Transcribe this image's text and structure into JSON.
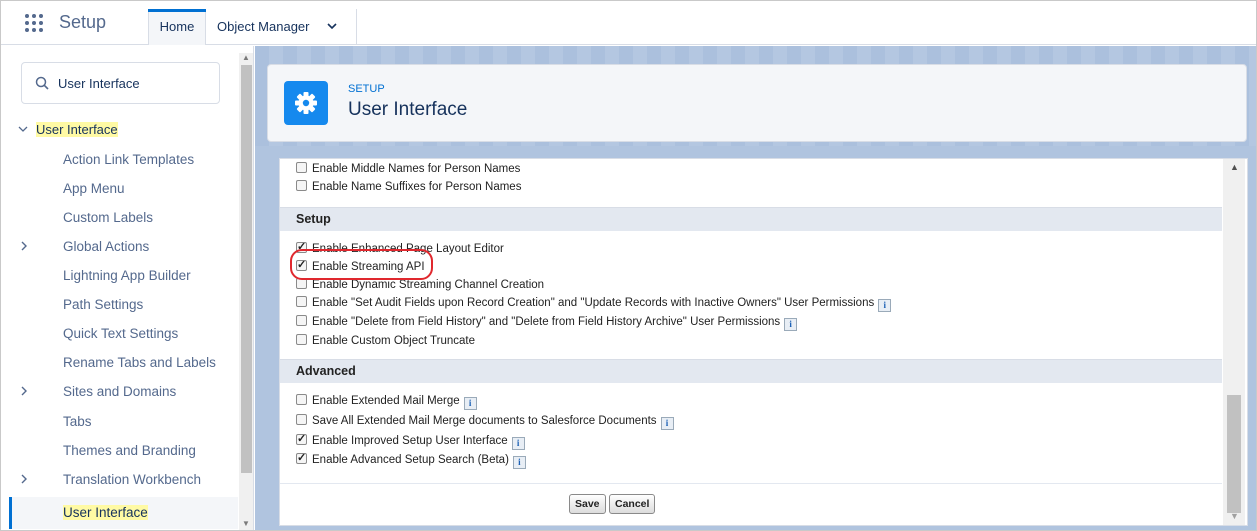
{
  "topbar": {
    "app_title": "Setup",
    "tab_home": "Home",
    "tab_object_manager": "Object Manager"
  },
  "sidebar": {
    "search_value": "User Interface",
    "root_label": "User Interface",
    "items": [
      {
        "label": "Action Link Templates",
        "expandable": false
      },
      {
        "label": "App Menu",
        "expandable": false
      },
      {
        "label": "Custom Labels",
        "expandable": false
      },
      {
        "label": "Global Actions",
        "expandable": true
      },
      {
        "label": "Lightning App Builder",
        "expandable": false
      },
      {
        "label": "Path Settings",
        "expandable": false
      },
      {
        "label": "Quick Text Settings",
        "expandable": false
      },
      {
        "label": "Rename Tabs and Labels",
        "expandable": false
      },
      {
        "label": "Sites and Domains",
        "expandable": true
      },
      {
        "label": "Tabs",
        "expandable": false
      },
      {
        "label": "Themes and Branding",
        "expandable": false
      },
      {
        "label": "Translation Workbench",
        "expandable": true
      }
    ],
    "selected_label": "User Interface"
  },
  "header": {
    "eyebrow": "SETUP",
    "title": "User Interface"
  },
  "content": {
    "top_rows": [
      {
        "label": "Enable Middle Names for Person Names",
        "checked": false
      },
      {
        "label": "Enable Name Suffixes for Person Names",
        "checked": false
      }
    ],
    "setup_section": {
      "title": "Setup",
      "rows": [
        {
          "label": "Enable Enhanced Page Layout Editor",
          "checked": true,
          "info": false
        },
        {
          "label": "Enable Streaming API",
          "checked": true,
          "info": false
        },
        {
          "label": "Enable Dynamic Streaming Channel Creation",
          "checked": false,
          "info": false
        },
        {
          "label": "Enable \"Set Audit Fields upon Record Creation\" and \"Update Records with Inactive Owners\" User Permissions",
          "checked": false,
          "info": true
        },
        {
          "label": "Enable \"Delete from Field History\" and \"Delete from Field History Archive\" User Permissions",
          "checked": false,
          "info": true
        },
        {
          "label": "Enable Custom Object Truncate",
          "checked": false,
          "info": false
        }
      ]
    },
    "advanced_section": {
      "title": "Advanced",
      "rows": [
        {
          "label": "Enable Extended Mail Merge",
          "checked": false,
          "info": true
        },
        {
          "label": "Save All Extended Mail Merge documents to Salesforce Documents",
          "checked": false,
          "info": true
        },
        {
          "label": "Enable Improved Setup User Interface",
          "checked": true,
          "info": true
        },
        {
          "label": "Enable Advanced Setup Search (Beta)",
          "checked": true,
          "info": true
        }
      ]
    },
    "save_label": "Save",
    "cancel_label": "Cancel",
    "info_glyph": "i"
  },
  "colors": {
    "accent": "#0070d2",
    "highlight": "#fffaa4",
    "annotation_oval": "#e0282e"
  }
}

────────────────────────────────────────

Exercise — Tally the lines of the listing in which the word "Names" occurs, and state the total alone.

Exercise output — 2